• [EXERCISE DETAILS] Format the rows below as a JSON list of strings, one string per line with blank lines omitted. Begin at the line that contains "redacted-address bbox=[341, 395, 491, 401]" and stop after the line that contains "table-row: Democratic Party × Remove bbox=[164, 349, 763, 386]".

• [INPUT ROWS]
>> start

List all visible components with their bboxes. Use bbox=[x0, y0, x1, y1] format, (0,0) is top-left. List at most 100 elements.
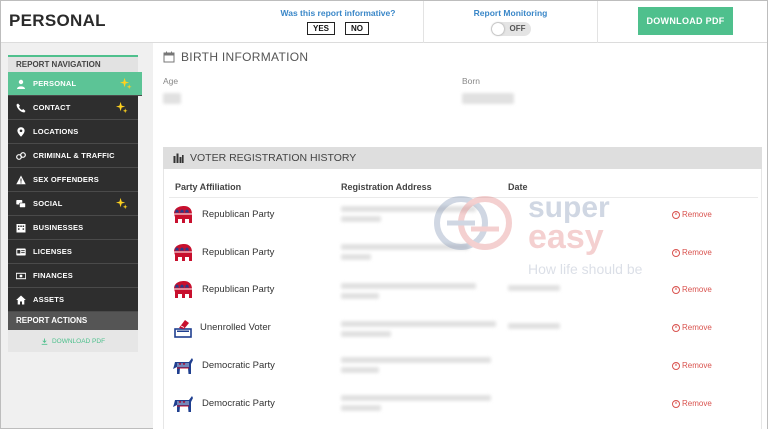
redacted-address bbox=[341, 395, 491, 401]
handcuffs-icon bbox=[16, 151, 26, 161]
sidebar-item-finances[interactable]: FINANCES bbox=[8, 264, 138, 288]
voter-registration-heading: VOTER REGISTRATION HISTORY bbox=[163, 147, 762, 169]
sidebar-item-label: CRIMINAL & TRAFFIC bbox=[33, 151, 115, 160]
sidebar-item-personal[interactable]: PERSONAL bbox=[8, 72, 142, 96]
table-row: Republican Party × Remove bbox=[164, 236, 763, 273]
redacted-address bbox=[341, 367, 379, 373]
sidebar-item-label: CONTACT bbox=[33, 103, 71, 112]
download-pdf-button[interactable]: DOWNLOAD PDF bbox=[638, 7, 733, 35]
sidebar-item-licenses[interactable]: LICENSES bbox=[8, 240, 138, 264]
sidebar-item-label: FINANCES bbox=[33, 271, 73, 280]
sidebar-download-pdf-button[interactable]: DOWNLOAD PDF bbox=[8, 330, 138, 352]
remove-icon: × bbox=[672, 399, 680, 408]
democratic-donkey-icon bbox=[173, 358, 193, 374]
party-affiliation: Republican Party bbox=[202, 209, 275, 220]
party-affiliation: Republican Party bbox=[202, 247, 275, 258]
toggle-state: OFF bbox=[509, 24, 526, 33]
redacted-age-value bbox=[163, 93, 181, 104]
column-header-party: Party Affiliation bbox=[175, 182, 242, 192]
redacted-address bbox=[341, 331, 391, 337]
remove-button[interactable]: × Remove bbox=[672, 399, 712, 408]
birth-information-title: BIRTH INFORMATION bbox=[181, 50, 309, 64]
column-header-date: Date bbox=[508, 182, 528, 192]
table-row: Unenrolled Voter × Remove bbox=[164, 311, 763, 348]
sidebar-item-assets[interactable]: ASSETS bbox=[8, 288, 138, 312]
ballot-box-icon bbox=[174, 320, 192, 338]
sidebar-item-label: ASSETS bbox=[33, 295, 65, 304]
sidebar-item-sex-offenders[interactable]: SEX OFFENDERS bbox=[8, 168, 138, 192]
redacted-address bbox=[341, 405, 381, 411]
location-pin-icon bbox=[16, 126, 26, 137]
redacted-birth-date-value bbox=[462, 93, 514, 104]
redacted-address bbox=[341, 283, 476, 289]
redacted-date bbox=[508, 323, 560, 329]
report-navigation-header: REPORT NAVIGATION bbox=[8, 55, 138, 72]
sidebar-item-contact[interactable]: CONTACT bbox=[8, 96, 138, 120]
democratic-donkey-icon bbox=[173, 396, 193, 412]
table-row: Democratic Party × Remove bbox=[164, 349, 763, 386]
toggle-knob bbox=[491, 23, 504, 35]
sidebar-item-businesses[interactable]: BUSINESSES bbox=[8, 216, 138, 240]
sparkle-icon bbox=[115, 197, 128, 210]
sparkle-icon bbox=[119, 77, 132, 90]
age-label: Age bbox=[163, 76, 179, 86]
redacted-address bbox=[341, 216, 381, 222]
warning-icon bbox=[16, 175, 26, 185]
redacted-address bbox=[341, 254, 371, 260]
table-row: Democratic Party × Remove bbox=[164, 387, 763, 424]
birth-information-heading: BIRTH INFORMATION bbox=[163, 50, 308, 64]
remove-button[interactable]: × Remove bbox=[672, 361, 712, 370]
remove-icon: × bbox=[672, 210, 680, 219]
voter-registration-title: VOTER REGISTRATION HISTORY bbox=[190, 152, 357, 164]
sidebar-download-label: DOWNLOAD PDF bbox=[51, 337, 106, 345]
calendar-icon bbox=[163, 51, 175, 63]
home-icon bbox=[16, 295, 26, 305]
chat-bubbles-icon bbox=[16, 199, 26, 209]
remove-icon: × bbox=[672, 248, 680, 257]
remove-label: Remove bbox=[682, 210, 712, 219]
redacted-address bbox=[341, 357, 491, 363]
redacted-date bbox=[508, 285, 560, 291]
sidebar-item-locations[interactable]: LOCATIONS bbox=[8, 120, 138, 144]
download-icon bbox=[41, 337, 48, 345]
remove-label: Remove bbox=[682, 285, 712, 294]
remove-button[interactable]: × Remove bbox=[672, 248, 712, 257]
monitoring-label: Report Monitoring bbox=[473, 8, 548, 18]
monitoring-toggle[interactable]: OFF bbox=[490, 22, 531, 36]
license-card-icon bbox=[16, 247, 26, 257]
redacted-address bbox=[341, 321, 496, 327]
feedback-question: Was this report informative? bbox=[280, 8, 396, 18]
sparkle-icon bbox=[115, 101, 128, 114]
table-row: Republican Party × Remove bbox=[164, 198, 763, 235]
republican-elephant-icon bbox=[174, 244, 192, 261]
redacted-address bbox=[341, 293, 379, 299]
yes-button[interactable]: YES bbox=[306, 22, 335, 35]
table-row: Republican Party × Remove bbox=[164, 273, 763, 310]
sidebar-item-label: SEX OFFENDERS bbox=[33, 175, 99, 184]
remove-button[interactable]: × Remove bbox=[672, 323, 712, 332]
money-icon bbox=[16, 271, 26, 281]
redacted-address bbox=[341, 206, 476, 212]
no-button[interactable]: NO bbox=[345, 22, 369, 35]
sidebar-item-label: LICENSES bbox=[33, 247, 73, 256]
feedback-widget: Was this report informative? YES NO bbox=[263, 8, 413, 35]
header-divider bbox=[597, 1, 598, 43]
column-header-address: Registration Address bbox=[341, 182, 432, 192]
header-divider bbox=[423, 1, 424, 43]
main-content: BIRTH INFORMATION Age Born VOTER REGISTR… bbox=[153, 43, 767, 429]
voter-registration-table: Party Affiliation Registration Address D… bbox=[163, 169, 762, 429]
report-header: PERSONAL Was this report informative? YE… bbox=[1, 1, 767, 43]
sidebar-item-social[interactable]: SOCIAL bbox=[8, 192, 138, 216]
remove-icon: × bbox=[672, 285, 680, 294]
bar-chart-icon bbox=[173, 153, 184, 163]
remove-button[interactable]: × Remove bbox=[672, 210, 712, 219]
republican-elephant-icon bbox=[174, 206, 192, 223]
person-icon bbox=[16, 79, 26, 89]
remove-label: Remove bbox=[682, 399, 712, 408]
sidebar-item-criminal-traffic[interactable]: CRIMINAL & TRAFFIC bbox=[8, 144, 138, 168]
phone-icon bbox=[16, 103, 26, 113]
report-sidebar: REPORT NAVIGATION PERSONAL CONTACT LOCAT… bbox=[8, 55, 142, 352]
remove-icon: × bbox=[672, 361, 680, 370]
sidebar-item-label: PERSONAL bbox=[33, 79, 77, 88]
remove-button[interactable]: × Remove bbox=[672, 285, 712, 294]
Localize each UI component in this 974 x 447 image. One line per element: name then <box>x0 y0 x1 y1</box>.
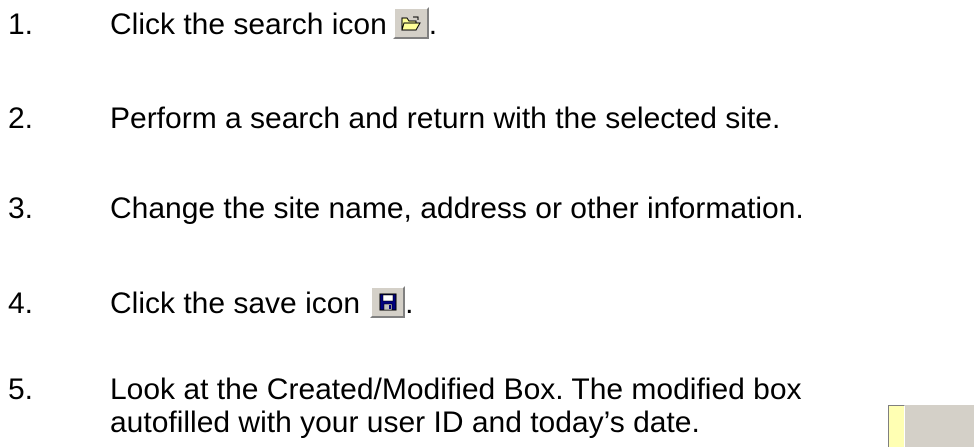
save-button[interactable] <box>370 286 406 318</box>
step-text-line-1: Look at the Created/Modified Box. The mo… <box>110 373 802 406</box>
step-number: 4. <box>8 287 34 320</box>
step-text-label: Click the save icon <box>110 287 361 320</box>
step-text: Click the save icon . <box>110 286 413 322</box>
modified-box-preview <box>888 405 974 447</box>
open-folder-icon <box>401 16 421 31</box>
step-number: 5. <box>8 373 34 406</box>
step-text: Change the site name, address or other i… <box>110 192 804 225</box>
step-suffix: . <box>428 8 438 41</box>
step-text: Click the search icon . <box>110 7 437 43</box>
step-number: 3. <box>8 192 34 225</box>
step-number: 2. <box>8 102 34 135</box>
step-text-label: Click the search icon <box>110 8 387 41</box>
floppy-disk-icon <box>379 293 397 311</box>
modified-field <box>888 405 905 447</box>
step-suffix: . <box>405 287 414 320</box>
search-button[interactable] <box>392 7 429 39</box>
step-text: Perform a search and return with the sel… <box>110 102 781 135</box>
step-text-line-2: autofilled with your user ID and today’s… <box>110 406 700 439</box>
step-number: 1. <box>8 8 34 41</box>
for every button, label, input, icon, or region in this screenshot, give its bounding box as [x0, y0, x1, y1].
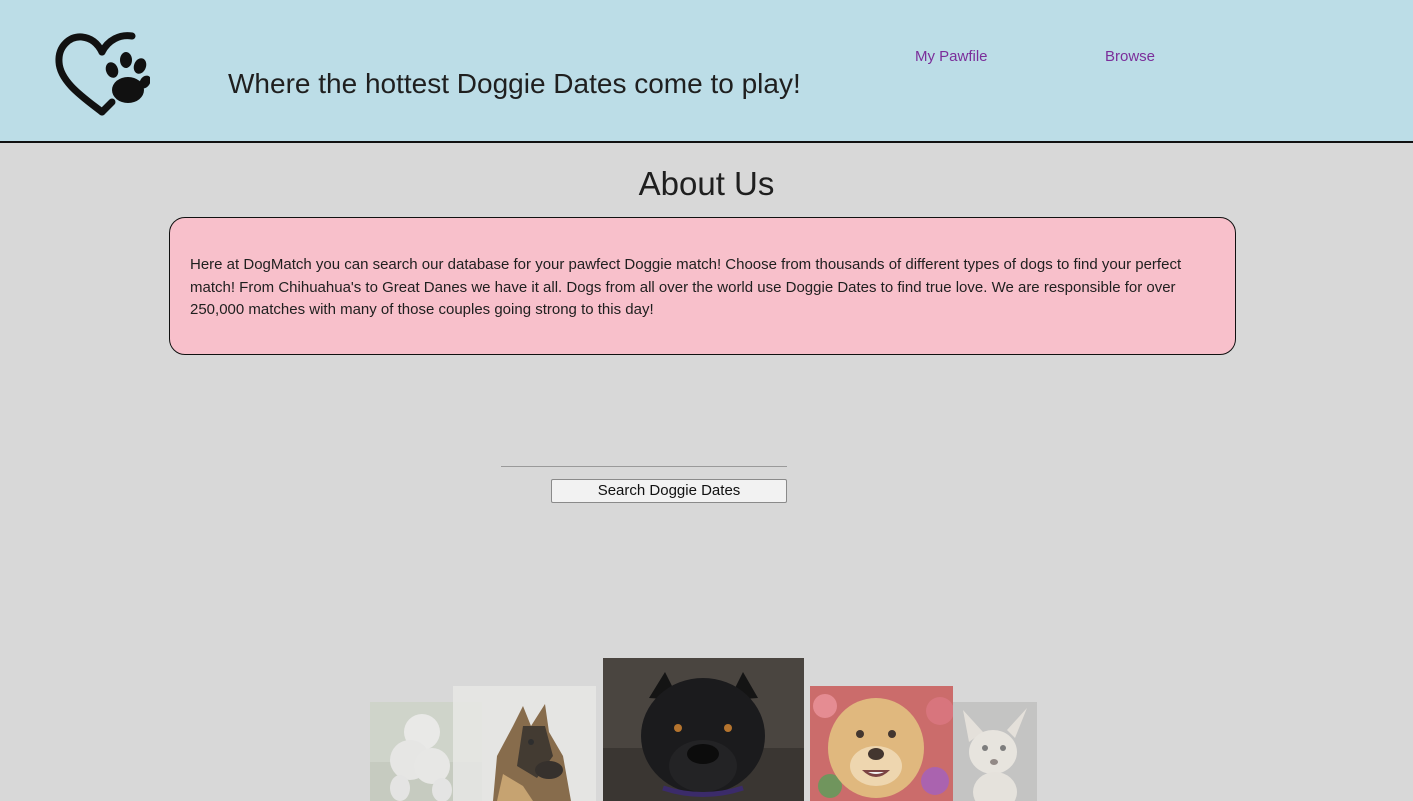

>> end

• [THE REPLY]
[
  "redacted-address bbox=[341, 395, 491, 401]",
  "handcuffs-icon bbox=[16, 151, 26, 161]",
  "sidebar-item-finances[interactable]: FINANCES bbox=[8, 264, 138, 288]",
  "voter-registration-heading: VOTER REGISTRATION HISTORY bbox=[163, 147, 762, 169]",
  "sidebar-item-label: CRIMINAL & TRAFFIC bbox=[33, 151, 115, 160]",
  "sidebar-item-personal[interactable]: PERSONAL bbox=[8, 72, 142, 96]",
  "table-row: Republican Party × Remove bbox=[164, 236, 763, 273]",
  "redacted-address bbox=[341, 367, 379, 373]",
  "sidebar-item-label: CONTACT bbox=[33, 103, 71, 112]",
  "download-pdf-button[interactable]: DOWNLOAD PDF bbox=[638, 7, 733, 35]",
  "sidebar-item-licenses[interactable]: LICENSES bbox=[8, 240, 138, 264]",
  "sidebar-item-label: FINANCES bbox=[33, 271, 73, 280]",
  "sidebar-download-pdf-button[interactable]: DOWNLOAD PDF bbox=[8, 330, 138, 352]",
  "remove-icon: × bbox=[672, 399, 680, 408]",
  "democratic-donkey-icon bbox=[173, 358, 193, 374]",
  "party-affiliation: Republican Party bbox=[202, 209, 275, 220]",
  "party-affiliation: Republican Party bbox=[202, 247, 275, 258]",
  "toggle-state: OFF bbox=[509, 24, 526, 33]",
  "redacted-age-value bbox=[163, 93, 181, 104]",
  "column-header-party: Party Affiliation bbox=[175, 182, 242, 192]",
  "redacted-address bbox=[341, 331, 391, 337]",
  "remove-button[interactable]: × Remove bbox=[672, 399, 712, 408]",
  "birth-information-title: BIRTH INFORMATION bbox=[181, 50, 309, 64]",
  "column-header-date: Date bbox=[508, 182, 528, 192]",
  "table-row: Unenrolled Voter × Remove bbox=[164, 311, 763, 348]",
  "sidebar-item-assets[interactable]: ASSETS bbox=[8, 288, 138, 312]",
  "ballot-box-icon bbox=[174, 320, 192, 338]",
  "sidebar-item-label: ASSETS bbox=[33, 295, 65, 304]",
  "sidebar-item-sex-offenders[interactable]: SEX OFFENDERS bbox=[8, 168, 138, 192]",
  "redacted-address bbox=[341, 405, 381, 411]",
  "location-pin-icon bbox=[16, 126, 26, 137]",
  "redacted-birth-date-value bbox=[462, 93, 514, 104]",
  "redacted-address bbox=[341, 283, 476, 289]",
  "redacted-date bbox=[508, 323, 560, 329]",
  "report-navigation-header: REPORT NAVIGATION bbox=[8, 55, 138, 72]",
  "sidebar-item-contact[interactable]: CONTACT bbox=[8, 96, 138, 120]",
  "democratic-donkey-icon bbox=[173, 396, 193, 412]",
  "table-row: Democratic Party × Remove bbox=[164, 349, 763, 386]"
]